> [TASK TO CARRY OUT] Write out each line word for word. Drop pictures.

Dataset items
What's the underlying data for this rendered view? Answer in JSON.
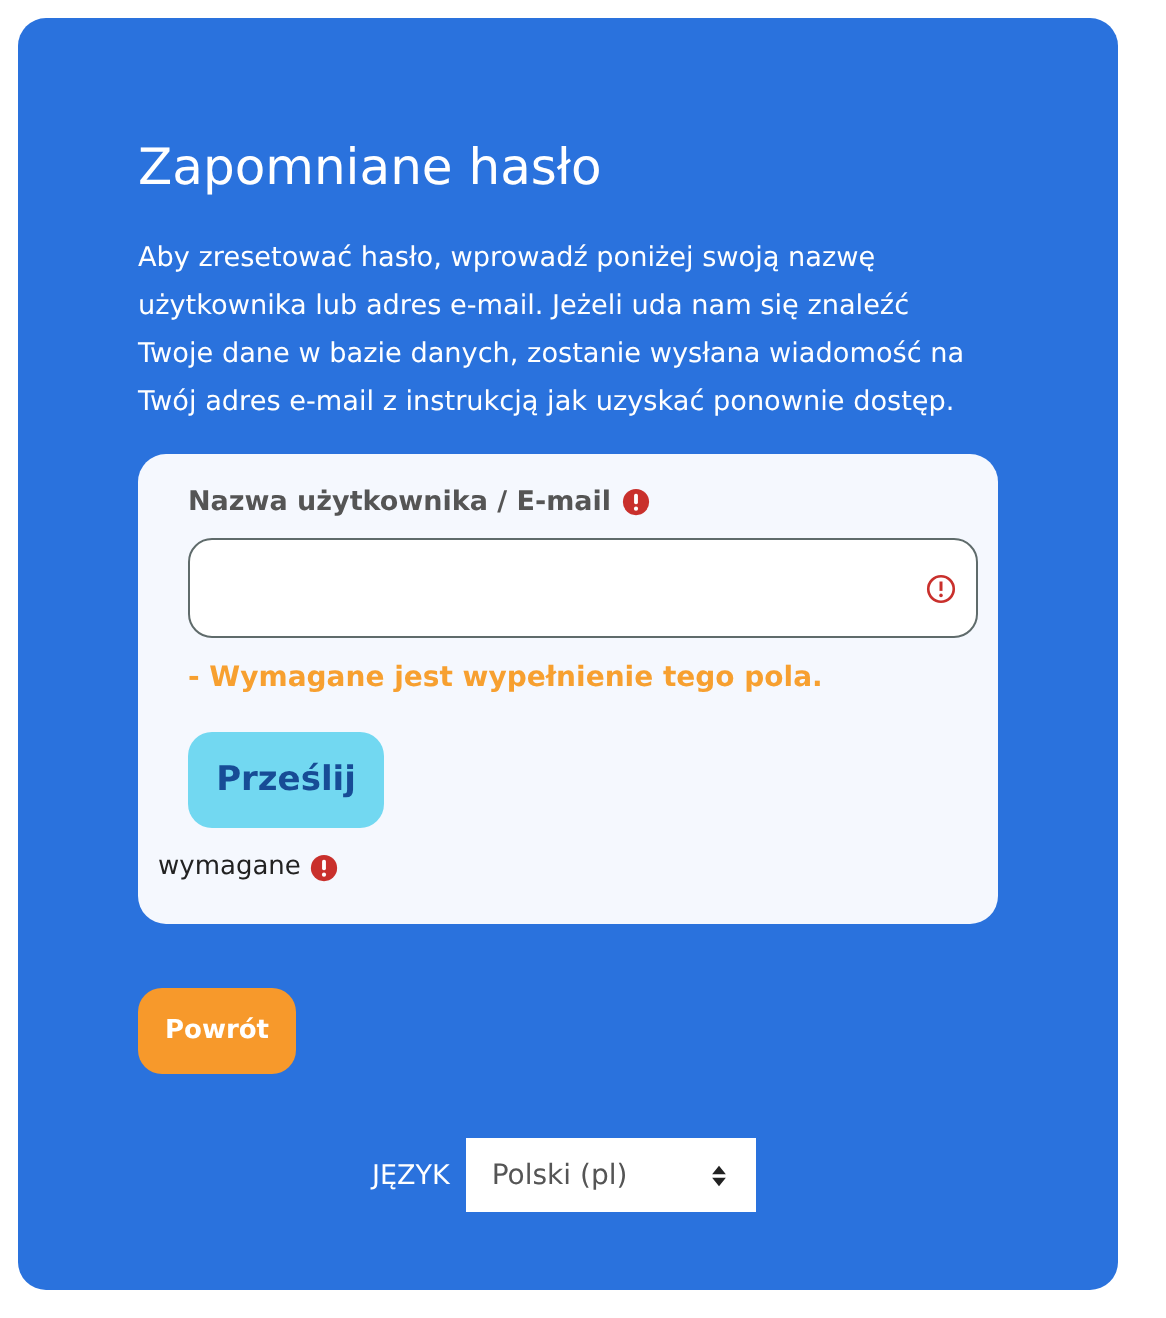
{
  "title": "Zapomniane hasło",
  "intro": "Aby zresetować hasło, wprowadź poniżej swoją nazwę użytkownika lub adres e-mail. Jeżeli uda nam się znaleźć Twoje dane w bazie danych, zostanie wysłana wiadomość na Twój adres e-mail z instrukcją jak uzyskać ponownie dostęp.",
  "form": {
    "field": {
      "label": "Nazwa użytkownika / E-mail",
      "required": true,
      "invalid": true,
      "error": "- Wymagane jest wypełnienie tego pola."
    },
    "submit": "Prześlij",
    "required_note": "wymagane"
  },
  "back_button": "Powrót",
  "language": {
    "label": "JĘZYK",
    "value": "Polski (pl)"
  }
}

> [FULL ANSWER]
What's the underlying data for this rendered view? Answer in JSON.
{
  "title": "Zapomniane hasło",
  "intro": "Aby zresetować hasło, wprowadź poniżej swoją nazwę użytkownika lub adres e-mail. Jeżeli uda nam się znaleźć Twoje dane w bazie danych, zostanie wysłana wiadomość na Twój adres e-mail z instrukcją jak uzyskać ponownie dostęp.",
  "form": {
    "field": {
      "label": "Nazwa użytkownika / E-mail",
      "required": true,
      "invalid": true,
      "error": "- Wymagane jest wypełnienie tego pola."
    },
    "submit": "Prześlij",
    "required_note": "wymagane"
  },
  "back_button": "Powrót",
  "language": {
    "label": "JĘZYK",
    "value": "Polski (pl)"
  }
}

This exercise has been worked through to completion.